◆ Directions for this task
Find every line below that contains the word "ὑδρο" and copy it out.

◆ Exercise input
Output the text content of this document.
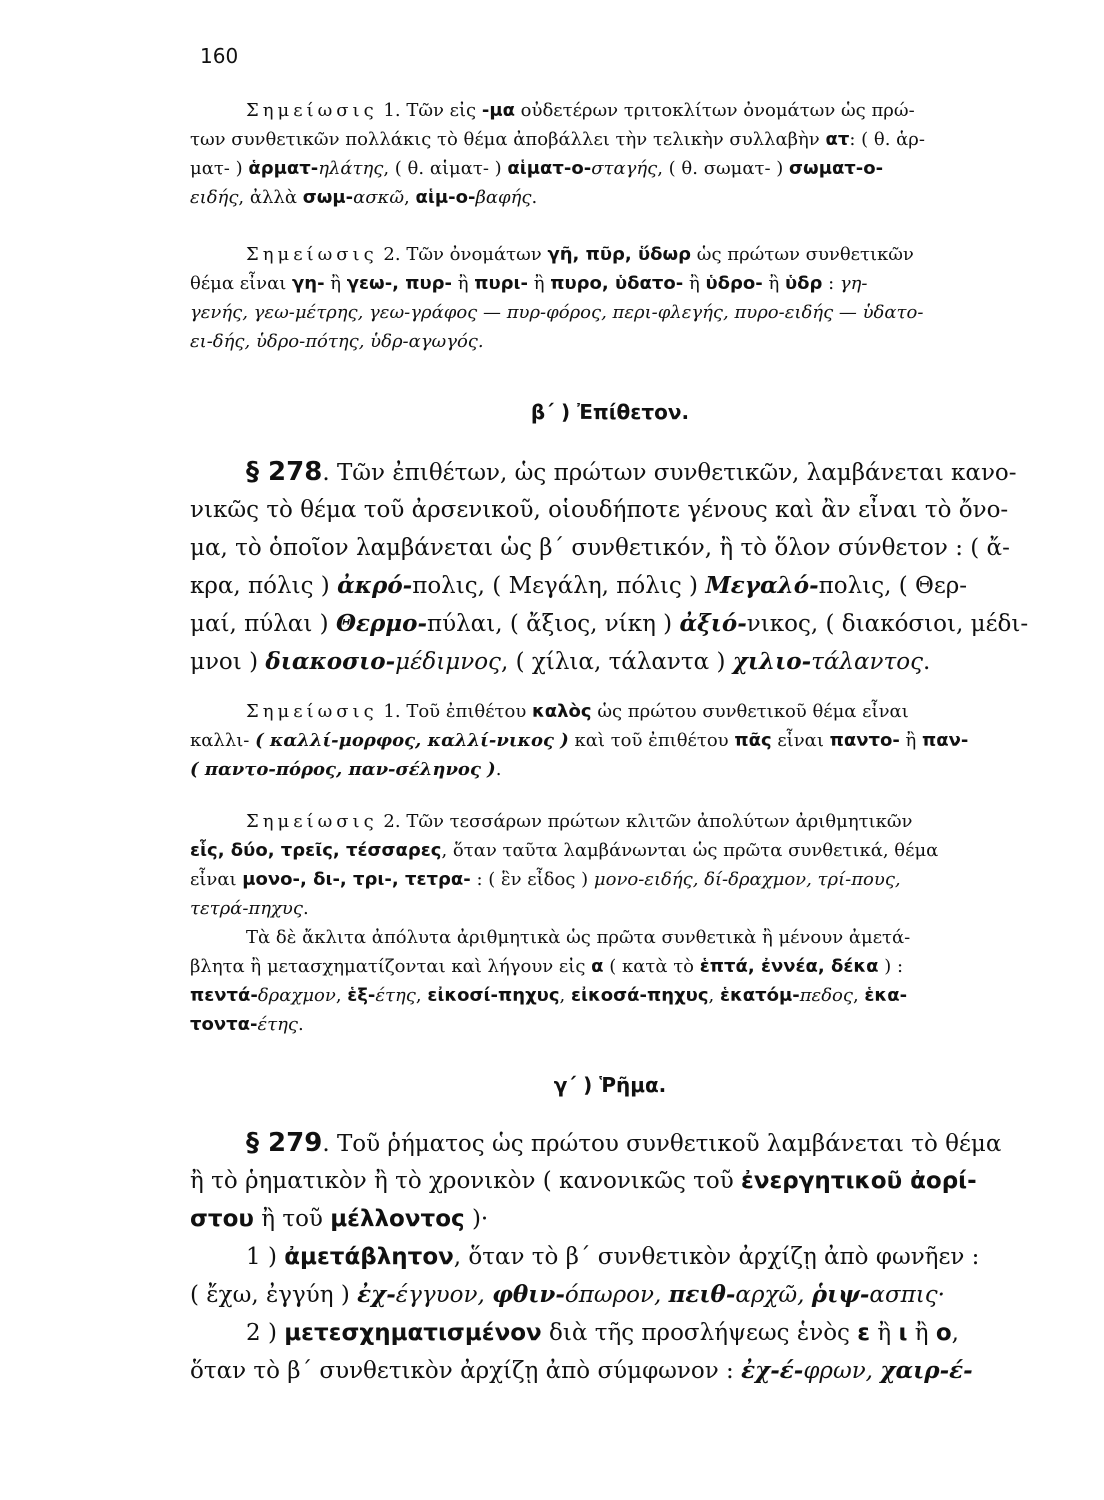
160
Σημείωσις 1. Τῶν εἰς -μα οὐδετέρων τριτοκλίτων ὀνομάτων ὡς πρώ-
των συνθετικῶν πολλάκις τὸ θέμα ἀποβάλλει τὴν τελικὴν συλλαβὴν ατ: ( θ. ἁρ-
ματ- ) ἁρματ-ηλάτης, ( θ. αἱματ- ) αἱματ-ο-σταγής, ( θ. σωματ- ) σωματ-ο-
ειδής, ἀλλὰ σωμ-ασκῶ, αἱμ-ο-βαφής.
Σημείωσις 2. Τῶν ὀνομάτων γῆ, πῦρ, ὕδωρ ὡς πρώτων συνθετικῶν
θέμα εἶναι γη- ἢ γεω-, πυρ- ἢ πυρι- ἢ πυρο, ὑδατο- ἢ ὑδρο- ἢ ὑδρ : γη-
γενής, γεω-μέτρης, γεω-γράφος — πυρ-φόρος, περι-φλεγής, πυρο-ειδής — ὑδατο-
ει-δής, ὑδρο-πότης, ὑδρ-αγωγός.
β΄ ) Ἐπίθετον.
§ 278. Τῶν ἐπιθέτων, ὡς πρώτων συνθετικῶν, λαμβάνεται κανο-
νικῶς τὸ θέμα τοῦ ἀρσενικοῦ, οἱουδήποτε γένους καὶ ἂν εἶναι τὸ ὄνο-
μα, τὸ ὁποῖον λαμβάνεται ὡς β΄ συνθετικόν, ἢ τὸ ὅλον σύνθετον : ( ἄ-
κρα, πόλις ) ἀκρό-πολις, ( Μεγάλη, πόλις ) Μεγαλό-πολις, ( Θερ-
μαί, πύλαι ) Θερμο-πύλαι, ( ἄξιος, νίκη ) ἀξιό-νικος, ( διακόσιοι, μέδι-
μνοι ) διακοσιο-μέδιμνος, ( χίλια, τάλαντα ) χιλιο-τάλαντος.
Σημείωσις 1. Τοῦ ἐπιθέτου καλὸς ὡς πρώτου συνθετικοῦ θέμα εἶναι
καλλι- ( καλλί-μορφος, καλλί-νικος ) καὶ τοῦ ἐπιθέτου πᾶς εἶναι παντο- ἢ παν-
( παντο-πόρος, παν-σέληνος ).
Σημείωσις 2. Τῶν τεσσάρων πρώτων κλιτῶν ἀπολύτων ἀριθμητικῶν
εἷς, δύο, τρεῖς, τέσσαρες, ὅταν ταῦτα λαμβάνωνται ὡς πρῶτα συνθετικά, θέμα
εἶναι μονο-, δι-, τρι-, τετρα- : ( ἓν εἶδος ) μονο-ειδής, δί-δραχμον, τρί-πους,
τετρά-πηχυς.
Τὰ δὲ ἄκλιτα ἀπόλυτα ἀριθμητικὰ ὡς πρῶτα συνθετικὰ ἢ μένουν ἀμετά-
βλητα ἢ μετασχηματίζονται καὶ λήγουν εἰς α ( κατὰ τὸ ἑπτά, ἐννέα, δέκα ) :
πεντά-δραχμον, ἑξ-έτης, εἰκοσί-πηχυς, εἰκοσά-πηχυς, ἑκατόμ-πεδος, ἑκα-
τοντα-έτης.
γ΄ ) Ῥῆμα.
§ 279. Τοῦ ῥήματος ὡς πρώτου συνθετικοῦ λαμβάνεται τὸ θέμα
ἢ τὸ ῥηματικὸν ἢ τὸ χρονικὸν ( κανονικῶς τοῦ ἐνεργητικοῦ ἀορί-
στου ἢ τοῦ μέλλοντος )·
1 ) ἀμετάβλητον, ὅταν τὸ β΄ συνθετικὸν ἀρχίζῃ ἀπὸ φωνῆεν :
( ἔχω, ἐγγύη ) ἐχ-έγγυον, φθιν-όπωρον, πειθ-αρχῶ, ῥιψ-ασπις·
2 ) μετεσχηματισμένον διὰ τῆς προσλήψεως ἑνὸς ε ἢ ι ἢ ο,
ὅταν τὸ β΄ συνθετικὸν ἀρχίζῃ ἀπὸ σύμφωνον : ἐχ-έ-φρων, χαιρ-έ-
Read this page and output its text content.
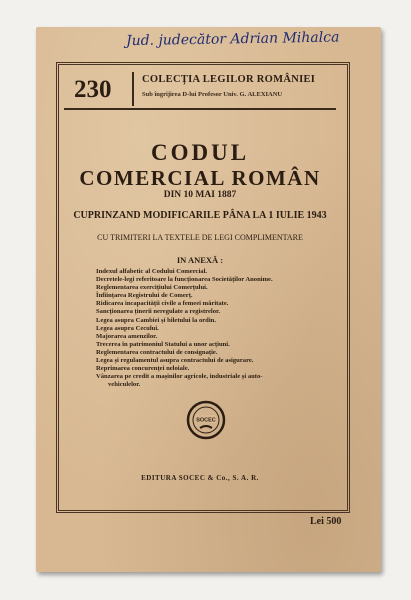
Jud. judecător Adrian Mihalca
230	COLECȚIA LEGILOR ROMÂNIEI
Sub îngrijirea D-lui Profesor Univ. G. ALEXIANU
CODUL
COMERCIAL ROMÂN
DIN 10 MAI 1887
CUPRINZAND MODIFICARILE PÂNA LA 1 IULIE 1943
CU TRIMITERI LA TEXTELE DE LEGI COMPLIMENTARE
IN ANEXĂ :
Indexul alfabetic al Codului Comercial.
Decretele-legi referitoare la funcționarea Societăților Anonime.
Reglementarea exercițiului Comerțului.
Înființarea Registrului de Comerț.
Ridicarea incapacității civile a femeei măritate.
Sancționarea ținerii neregulate a registrelor.
Legea asupra Cambiei și biletului la ordin.
Legea asupra Cecului.
Majorarea amenzilor.
Trecerea în patrimoniul Statului a unor acțiuni.
Reglementarea contractului de consignație.
Legea și regulamentul asupra contractului de asigurare.
Reprimarea concurenței neloiale.
Vânzarea pe credit a mașinilor agricole, industriale și auto-
vehiculelor.
SOCEC
EDITURA SOCEC & Co., S. A. R.
Lei 500
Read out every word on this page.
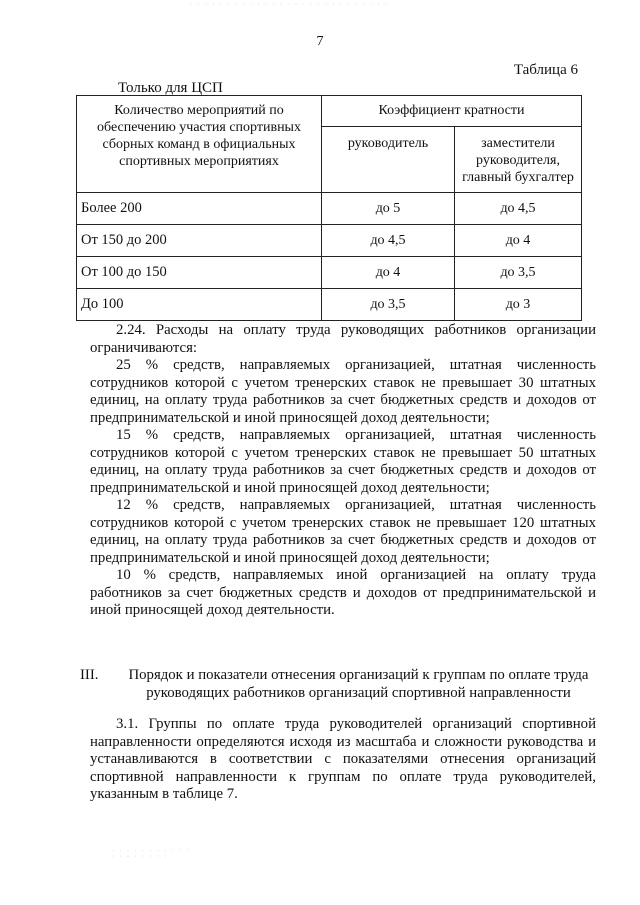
· · · · · · · · · · · · · · · · · · · · · · · · · · ·
7
Таблица 6
Только для ЦСП
Количество мероприятий по обеспечению участия спортивных сборных команд в официальных спортивных мероприятиях	Коэффициент кратности	
	руководитель	заместители руководителя, главный бухгалтер
Более 200	до 5	до 4,5
От 150 до 200	до 4,5	до 4
От 100 до 150	до 4	до 3,5
До 100	до 3,5	до 3

2.24. Расходы на оплату труда руководящих работников организации ограничиваются:

25 % средств, направляемых организацией, штатная численность сотрудников которой с учетом тренерских ставок не превышает 30 штатных единиц, на оплату труда работников за счет бюджетных средств и доходов от предпринимательской и иной приносящей доход деятельности;

15 % средств, направляемых организацией, штатная численность сотрудников которой с учетом тренерских ставок не превышает 50 штатных единиц, на оплату труда работников за счет бюджетных средств и доходов от предпринимательской и иной приносящей доход деятельности;

12 % средств, направляемых организацией, штатная численность сотрудников которой с учетом тренерских ставок не превышает 120 штатных единиц, на оплату труда работников за счет бюджетных средств и доходов от предпринимательской и иной приносящей доход деятельности;

10 % средств, направляемых иной организацией на оплату труда работников за счет бюджетных средств и доходов от предпринимательской и иной приносящей доход деятельности.

III.	Порядок и показатели отнесения организаций к группам по оплате труда руководящих работников организаций спортивной направленности

3.1. Группы по оплате труда руководителей организаций спортивной направленности определяются исходя из масштаба и сложности руководства и устанавливаются в соответствии с показателями отнесения организаций спортивной направленности к группам по оплате труда руководителей, указанным в таблице 7.

· · · · · · · · · · ·
· · · · · · · ·
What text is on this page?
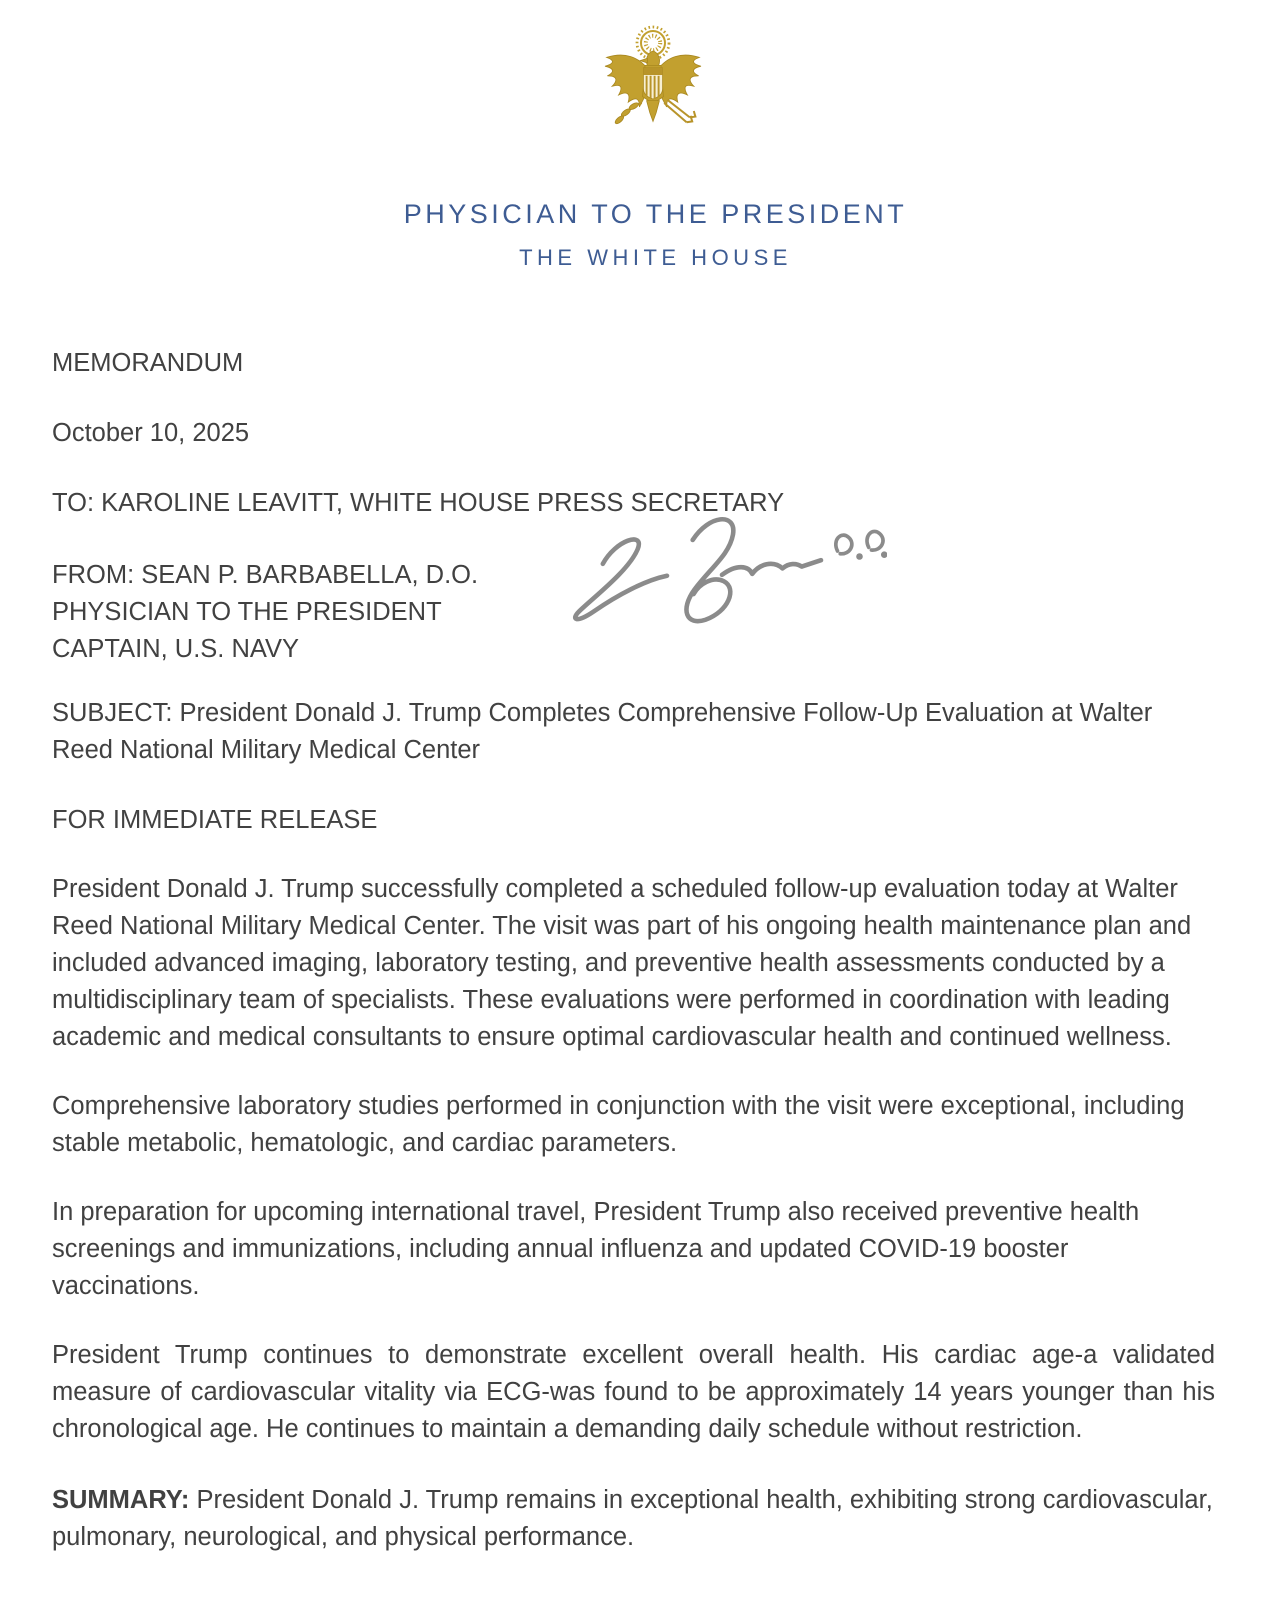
PHYSICIAN TO THE PRESIDENT
THE WHITE HOUSE
MEMORANDUM
October 10, 2025
TO: KAROLINE LEAVITT, WHITE HOUSE PRESS SECRETARY
FROM: SEAN P. BARBABELLA, D.O.
PHYSICIAN TO THE PRESIDENT
CAPTAIN, U.S. NAVY
SUBJECT: President Donald J. Trump Completes Comprehensive Follow-Up Evaluation at Walter Reed National Military Medical Center
FOR IMMEDIATE RELEASE

President Donald J. Trump successfully completed a scheduled follow-up evaluation today at Walter Reed National Military Medical Center. The visit was part of his ongoing health maintenance plan and included advanced imaging, laboratory testing, and preventive health assessments conducted by a multidisciplinary team of specialists. These evaluations were performed in coordination with leading academic and medical consultants to ensure optimal cardiovascular health and continued wellness.

Comprehensive laboratory studies performed in conjunction with the visit were exceptional, including stable metabolic, hematologic, and cardiac parameters.

In preparation for upcoming international travel, President Trump also received preventive health screenings and immunizations, including annual influenza and updated COVID-19 booster vaccinations.

President Trump continues to demonstrate excellent overall health. His cardiac age-a validated measure of cardiovascular vitality via ECG-was found to be approximately 14 years younger than his chronological age. He continues to maintain a demanding daily schedule without restriction.

SUMMARY: President Donald J. Trump remains in exceptional health, exhibiting strong cardiovascular, pulmonary, neurological, and physical performance.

◆ Response
θέμα εἶναι γη- ἢ γεω-, πυρ- ἢ πυρι- ἢ πυρο, ὑδατο- ἢ ὑδρο- ἢ ὑδρ : γη-
ει-δής, ὑδρο-πότης, ὑδρ-αγωγός.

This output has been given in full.